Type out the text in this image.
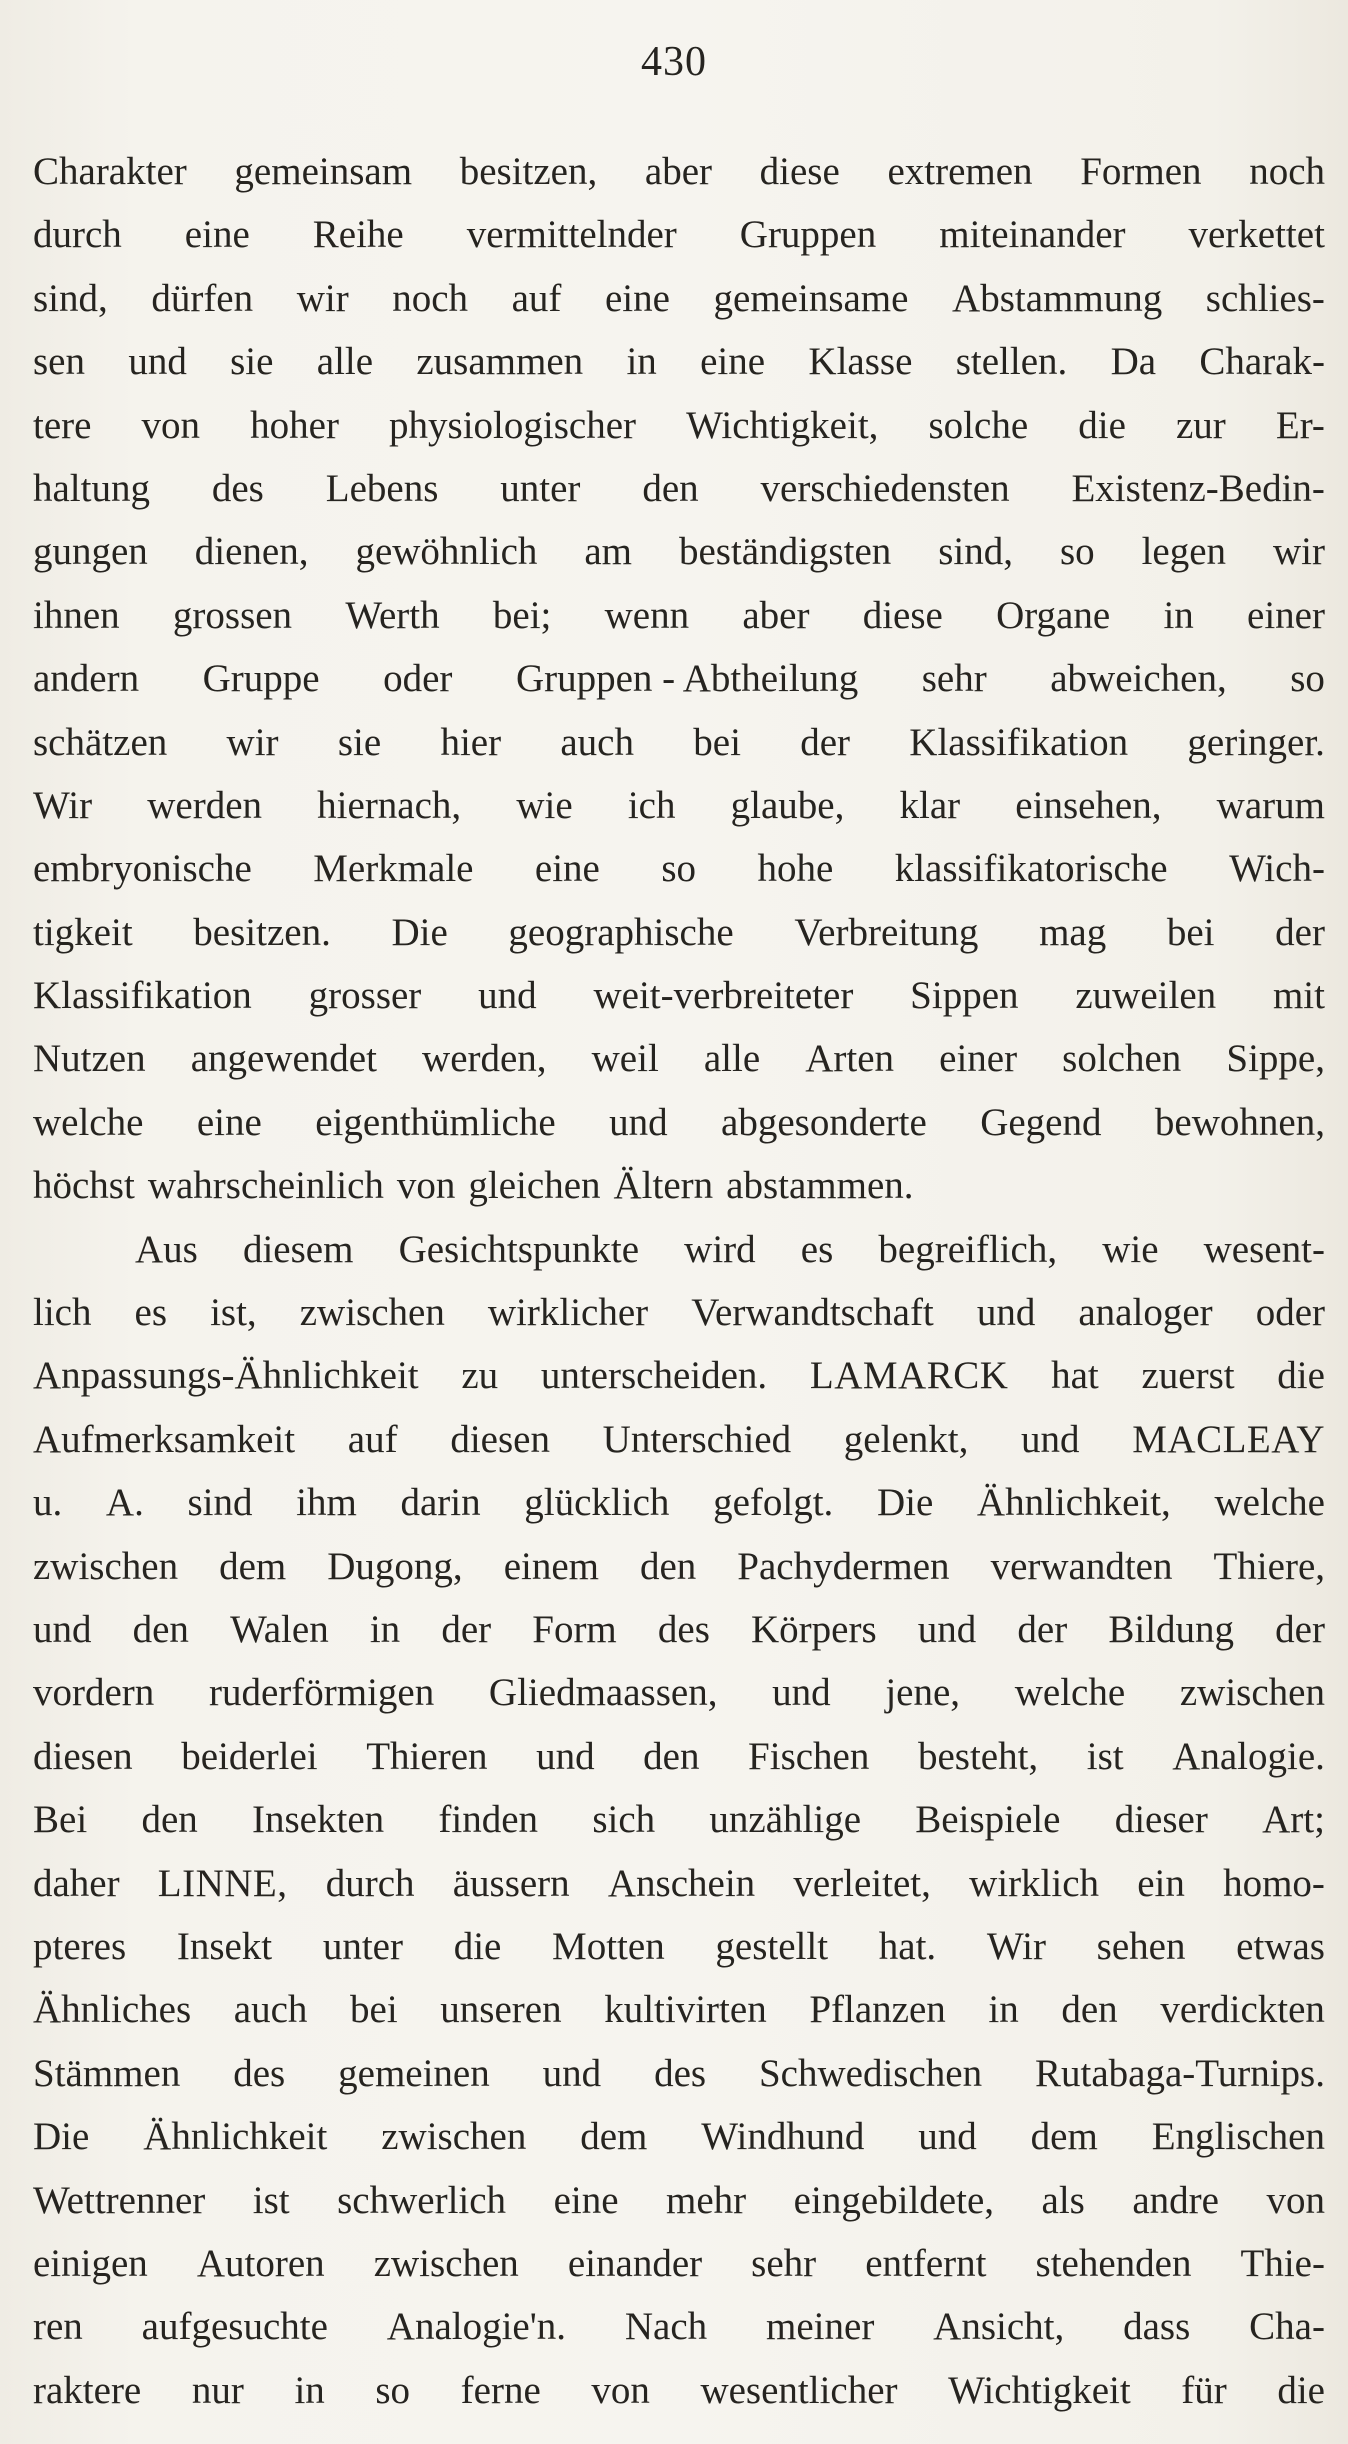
430
Charakter gemeinsam besitzen, aber diese extremen Formen noch
durch eine Reihe vermittelnder Gruppen miteinander verkettet
sind, dürfen wir noch auf eine gemeinsame Abstammung schlies-
sen und sie alle zusammen in eine Klasse stellen. Da Charak-
tere von hoher physiologischer Wichtigkeit, solche die zur Er-
haltung des Lebens unter den verschiedensten Existenz-Bedin-
gungen dienen, gewöhnlich am beständigsten sind, so legen wir
ihnen grossen Werth bei; wenn aber diese Organe in einer
andern Gruppe oder Gruppen - Abtheilung sehr abweichen, so
schätzen wir sie hier auch bei der Klassifikation geringer.
Wir werden hiernach, wie ich glaube, klar einsehen, warum
embryonische Merkmale eine so hohe klassifikatorische Wich-
tigkeit besitzen. Die geographische Verbreitung mag bei der
Klassifikation grosser und weit-verbreiteter Sippen zuweilen mit
Nutzen angewendet werden, weil alle Arten einer solchen Sippe,
welche eine eigenthümliche und abgesonderte Gegend bewohnen,
höchst wahrscheinlich von gleichen Ältern abstammen.
Aus diesem Gesichtspunkte wird es begreiflich, wie wesent-
lich es ist, zwischen wirklicher Verwandtschaft und analoger oder
Anpassungs-Ähnlichkeit zu unterscheiden. LAMARCK hat zuerst die
Aufmerksamkeit auf diesen Unterschied gelenkt, und MACLEAY
u. A. sind ihm darin glücklich gefolgt. Die Ähnlichkeit, welche
zwischen dem Dugong, einem den Pachydermen verwandten Thiere,
und den Walen in der Form des Körpers und der Bildung der
vordern ruderförmigen Gliedmaassen, und jene, welche zwischen
diesen beiderlei Thieren und den Fischen besteht, ist Analogie.
Bei den Insekten finden sich unzählige Beispiele dieser Art;
daher LINNE, durch äussern Anschein verleitet, wirklich ein homo-
pteres Insekt unter die Motten gestellt hat. Wir sehen etwas
Ähnliches auch bei unseren kultivirten Pflanzen in den verdickten
Stämmen des gemeinen und des Schwedischen Rutabaga-Turnips.
Die Ähnlichkeit zwischen dem Windhund und dem Englischen
Wettrenner ist schwerlich eine mehr eingebildete, als andre von
einigen Autoren zwischen einander sehr entfernt stehenden Thie-
ren aufgesuchte Analogie'n. Nach meiner Ansicht, dass Cha-
raktere nur in so ferne von wesentlicher Wichtigkeit für die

# # # # #

Using the records above, retype everything exactly except the pictures.

- [SOLUTION]
Type out the text in this image.
430
Charakter gemeinsam besitzen, aber diese extremen Formen noch
durch eine Reihe vermittelnder Gruppen miteinander verkettet
sind, dürfen wir noch auf eine gemeinsame Abstammung schlies-
sen und sie alle zusammen in eine Klasse stellen. Da Charak-
tere von hoher physiologischer Wichtigkeit, solche die zur Er-
haltung des Lebens unter den verschiedensten Existenz-Bedin-
gungen dienen, gewöhnlich am beständigsten sind, so legen wir
ihnen grossen Werth bei; wenn aber diese Organe in einer
andern Gruppe oder Gruppen - Abtheilung sehr abweichen, so
schätzen wir sie hier auch bei der Klassifikation geringer.
Wir werden hiernach, wie ich glaube, klar einsehen, warum
embryonische Merkmale eine so hohe klassifikatorische Wich-
tigkeit besitzen. Die geographische Verbreitung mag bei der
Klassifikation grosser und weit-verbreiteter Sippen zuweilen mit
Nutzen angewendet werden, weil alle Arten einer solchen Sippe,
welche eine eigenthümliche und abgesonderte Gegend bewohnen,
höchst wahrscheinlich von gleichen Ältern abstammen.
Aus diesem Gesichtspunkte wird es begreiflich, wie wesent-
lich es ist, zwischen wirklicher Verwandtschaft und analoger oder
Anpassungs-Ähnlichkeit zu unterscheiden. LAMARCK hat zuerst die
Aufmerksamkeit auf diesen Unterschied gelenkt, und MACLEAY
u. A. sind ihm darin glücklich gefolgt. Die Ähnlichkeit, welche
zwischen dem Dugong, einem den Pachydermen verwandten Thiere,
und den Walen in der Form des Körpers und der Bildung der
vordern ruderförmigen Gliedmaassen, und jene, welche zwischen
diesen beiderlei Thieren und den Fischen besteht, ist Analogie.
Bei den Insekten finden sich unzählige Beispiele dieser Art;
daher LINNE, durch äussern Anschein verleitet, wirklich ein homo-
pteres Insekt unter die Motten gestellt hat. Wir sehen etwas
Ähnliches auch bei unseren kultivirten Pflanzen in den verdickten
Stämmen des gemeinen und des Schwedischen Rutabaga-Turnips.
Die Ähnlichkeit zwischen dem Windhund und dem Englischen
Wettrenner ist schwerlich eine mehr eingebildete, als andre von
einigen Autoren zwischen einander sehr entfernt stehenden Thie-
ren aufgesuchte Analogie'n. Nach meiner Ansicht, dass Cha-
raktere nur in so ferne von wesentlicher Wichtigkeit für die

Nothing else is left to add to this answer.